[Data records]
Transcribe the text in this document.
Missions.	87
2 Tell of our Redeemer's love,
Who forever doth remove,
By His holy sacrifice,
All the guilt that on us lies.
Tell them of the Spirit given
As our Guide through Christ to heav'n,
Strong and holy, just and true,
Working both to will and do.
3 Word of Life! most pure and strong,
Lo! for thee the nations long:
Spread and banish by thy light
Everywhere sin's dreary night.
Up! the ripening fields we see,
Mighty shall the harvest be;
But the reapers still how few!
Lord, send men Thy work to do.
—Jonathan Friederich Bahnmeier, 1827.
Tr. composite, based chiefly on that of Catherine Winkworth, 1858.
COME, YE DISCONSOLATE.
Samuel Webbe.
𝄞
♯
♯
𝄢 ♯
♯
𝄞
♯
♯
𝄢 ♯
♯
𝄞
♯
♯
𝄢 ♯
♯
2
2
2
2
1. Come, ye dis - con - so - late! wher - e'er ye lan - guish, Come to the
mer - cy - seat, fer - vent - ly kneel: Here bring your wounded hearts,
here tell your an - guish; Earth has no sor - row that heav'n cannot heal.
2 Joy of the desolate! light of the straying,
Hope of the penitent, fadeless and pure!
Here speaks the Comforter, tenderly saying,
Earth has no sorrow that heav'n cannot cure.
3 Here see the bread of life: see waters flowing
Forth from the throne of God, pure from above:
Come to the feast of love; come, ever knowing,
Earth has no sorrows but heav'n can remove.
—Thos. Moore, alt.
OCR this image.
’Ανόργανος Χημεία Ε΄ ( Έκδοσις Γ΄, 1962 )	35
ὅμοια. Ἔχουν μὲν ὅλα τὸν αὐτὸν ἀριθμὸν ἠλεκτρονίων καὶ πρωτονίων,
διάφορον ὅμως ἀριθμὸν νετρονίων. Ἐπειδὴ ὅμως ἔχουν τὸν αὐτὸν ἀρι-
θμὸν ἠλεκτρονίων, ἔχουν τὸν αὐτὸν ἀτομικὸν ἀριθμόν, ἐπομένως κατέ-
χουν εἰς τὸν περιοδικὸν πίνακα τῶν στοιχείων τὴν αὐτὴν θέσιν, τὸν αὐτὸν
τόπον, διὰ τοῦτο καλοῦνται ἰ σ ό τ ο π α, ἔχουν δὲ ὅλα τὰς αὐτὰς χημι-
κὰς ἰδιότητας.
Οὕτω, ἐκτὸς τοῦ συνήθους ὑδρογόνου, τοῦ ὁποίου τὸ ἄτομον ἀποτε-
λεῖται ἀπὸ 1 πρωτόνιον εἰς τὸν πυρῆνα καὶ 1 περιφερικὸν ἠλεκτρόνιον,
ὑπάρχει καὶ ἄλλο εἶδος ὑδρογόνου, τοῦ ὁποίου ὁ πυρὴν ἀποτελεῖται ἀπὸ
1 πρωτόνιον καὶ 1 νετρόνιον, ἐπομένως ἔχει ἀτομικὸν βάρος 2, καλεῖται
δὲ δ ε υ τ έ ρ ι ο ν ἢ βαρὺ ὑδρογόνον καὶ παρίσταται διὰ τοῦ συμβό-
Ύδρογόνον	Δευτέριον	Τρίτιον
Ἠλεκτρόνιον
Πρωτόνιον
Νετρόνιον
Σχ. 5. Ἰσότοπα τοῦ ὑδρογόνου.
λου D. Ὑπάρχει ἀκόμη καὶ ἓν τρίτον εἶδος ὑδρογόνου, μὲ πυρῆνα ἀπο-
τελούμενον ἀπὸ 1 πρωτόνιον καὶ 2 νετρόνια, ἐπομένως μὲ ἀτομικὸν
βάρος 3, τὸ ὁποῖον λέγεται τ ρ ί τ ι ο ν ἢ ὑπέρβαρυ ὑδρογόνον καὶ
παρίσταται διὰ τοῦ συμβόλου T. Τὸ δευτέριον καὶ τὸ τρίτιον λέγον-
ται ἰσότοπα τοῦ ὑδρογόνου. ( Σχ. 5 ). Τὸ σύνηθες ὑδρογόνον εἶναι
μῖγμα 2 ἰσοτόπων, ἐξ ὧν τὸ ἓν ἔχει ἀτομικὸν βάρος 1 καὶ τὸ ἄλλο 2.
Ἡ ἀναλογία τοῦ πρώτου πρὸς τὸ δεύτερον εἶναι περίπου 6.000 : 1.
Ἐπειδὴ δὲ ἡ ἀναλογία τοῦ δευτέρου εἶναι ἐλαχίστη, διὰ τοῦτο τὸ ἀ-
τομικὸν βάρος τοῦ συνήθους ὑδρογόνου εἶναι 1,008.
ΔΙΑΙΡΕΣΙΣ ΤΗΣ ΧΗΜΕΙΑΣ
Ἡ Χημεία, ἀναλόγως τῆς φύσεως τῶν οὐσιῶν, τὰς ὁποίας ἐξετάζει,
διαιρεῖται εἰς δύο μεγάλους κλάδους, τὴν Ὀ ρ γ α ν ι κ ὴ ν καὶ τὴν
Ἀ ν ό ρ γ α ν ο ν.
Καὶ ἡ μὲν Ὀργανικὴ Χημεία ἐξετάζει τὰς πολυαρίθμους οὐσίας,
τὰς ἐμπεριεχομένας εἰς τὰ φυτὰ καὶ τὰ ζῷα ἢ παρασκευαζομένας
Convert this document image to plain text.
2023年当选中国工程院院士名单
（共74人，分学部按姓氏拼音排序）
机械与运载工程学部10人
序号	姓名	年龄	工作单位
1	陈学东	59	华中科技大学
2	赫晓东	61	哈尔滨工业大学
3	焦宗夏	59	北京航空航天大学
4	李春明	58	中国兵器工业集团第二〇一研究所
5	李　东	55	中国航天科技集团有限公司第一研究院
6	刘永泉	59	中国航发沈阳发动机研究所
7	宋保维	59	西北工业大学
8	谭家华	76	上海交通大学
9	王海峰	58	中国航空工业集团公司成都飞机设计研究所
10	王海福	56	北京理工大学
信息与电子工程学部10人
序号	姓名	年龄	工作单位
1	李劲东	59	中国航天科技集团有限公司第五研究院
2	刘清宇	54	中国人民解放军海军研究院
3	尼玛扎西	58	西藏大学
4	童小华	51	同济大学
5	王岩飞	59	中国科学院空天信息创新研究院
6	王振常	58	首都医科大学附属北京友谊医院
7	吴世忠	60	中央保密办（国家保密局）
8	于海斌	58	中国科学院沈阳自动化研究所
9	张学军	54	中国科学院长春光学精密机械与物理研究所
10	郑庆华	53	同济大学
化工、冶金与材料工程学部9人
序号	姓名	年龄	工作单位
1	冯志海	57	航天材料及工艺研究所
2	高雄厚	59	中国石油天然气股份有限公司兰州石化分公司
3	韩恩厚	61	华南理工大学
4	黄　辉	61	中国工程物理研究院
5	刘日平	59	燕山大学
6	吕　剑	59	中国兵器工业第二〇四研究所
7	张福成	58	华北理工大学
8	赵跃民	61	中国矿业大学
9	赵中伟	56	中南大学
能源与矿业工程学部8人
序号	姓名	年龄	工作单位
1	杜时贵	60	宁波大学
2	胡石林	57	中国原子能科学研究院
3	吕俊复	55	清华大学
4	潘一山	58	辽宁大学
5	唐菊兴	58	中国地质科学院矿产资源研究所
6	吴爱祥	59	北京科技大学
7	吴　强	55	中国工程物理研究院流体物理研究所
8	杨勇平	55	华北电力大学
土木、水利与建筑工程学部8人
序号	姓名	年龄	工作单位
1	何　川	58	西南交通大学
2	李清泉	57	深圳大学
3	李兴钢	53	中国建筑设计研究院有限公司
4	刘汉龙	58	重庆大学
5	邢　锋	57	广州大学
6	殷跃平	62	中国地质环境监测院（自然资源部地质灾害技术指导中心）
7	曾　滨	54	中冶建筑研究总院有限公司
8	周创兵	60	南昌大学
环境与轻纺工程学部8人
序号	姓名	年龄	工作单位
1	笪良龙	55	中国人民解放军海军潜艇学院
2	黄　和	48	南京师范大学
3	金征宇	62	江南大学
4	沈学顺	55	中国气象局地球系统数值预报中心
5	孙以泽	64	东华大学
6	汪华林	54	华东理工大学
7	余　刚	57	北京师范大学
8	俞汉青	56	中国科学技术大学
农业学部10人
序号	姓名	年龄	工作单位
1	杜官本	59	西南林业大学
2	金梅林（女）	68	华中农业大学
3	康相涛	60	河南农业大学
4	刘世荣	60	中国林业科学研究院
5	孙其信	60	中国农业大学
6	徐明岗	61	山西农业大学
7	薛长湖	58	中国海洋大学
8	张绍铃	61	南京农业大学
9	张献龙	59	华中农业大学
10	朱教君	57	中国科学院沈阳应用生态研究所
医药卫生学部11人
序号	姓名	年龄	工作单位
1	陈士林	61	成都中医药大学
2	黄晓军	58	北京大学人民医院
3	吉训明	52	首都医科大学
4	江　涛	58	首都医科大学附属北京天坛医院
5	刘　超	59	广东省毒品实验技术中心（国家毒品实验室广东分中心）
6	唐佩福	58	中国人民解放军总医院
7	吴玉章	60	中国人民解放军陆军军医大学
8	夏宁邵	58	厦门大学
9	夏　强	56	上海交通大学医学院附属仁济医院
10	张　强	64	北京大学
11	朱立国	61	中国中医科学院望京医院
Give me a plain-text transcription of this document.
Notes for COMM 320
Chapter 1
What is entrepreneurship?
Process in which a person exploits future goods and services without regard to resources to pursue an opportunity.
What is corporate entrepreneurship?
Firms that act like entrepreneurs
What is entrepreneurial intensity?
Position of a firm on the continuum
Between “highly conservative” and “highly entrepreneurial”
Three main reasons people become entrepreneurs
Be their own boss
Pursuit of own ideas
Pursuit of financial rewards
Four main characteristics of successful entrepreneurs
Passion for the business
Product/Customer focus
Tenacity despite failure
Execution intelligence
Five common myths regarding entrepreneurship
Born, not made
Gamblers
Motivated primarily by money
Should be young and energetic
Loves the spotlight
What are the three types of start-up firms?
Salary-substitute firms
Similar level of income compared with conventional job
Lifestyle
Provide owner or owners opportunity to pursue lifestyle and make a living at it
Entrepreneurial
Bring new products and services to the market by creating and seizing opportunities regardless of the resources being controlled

### [Task description]
Where a line in the material contains "Ἐπειδὴ", copy that line.

### [Correct result]
διάφορον ὅμως ἀριθμὸν νετρονίων. Ἐπειδὴ ὅμως ἔχουν τὸν αὐτὸν ἀρι-
Ἐπειδὴ δὲ ἡ ἀναλογία τοῦ δευτέρου εἶναι ἐλαχίστη, διὰ τοῦτο τὸ ἀ-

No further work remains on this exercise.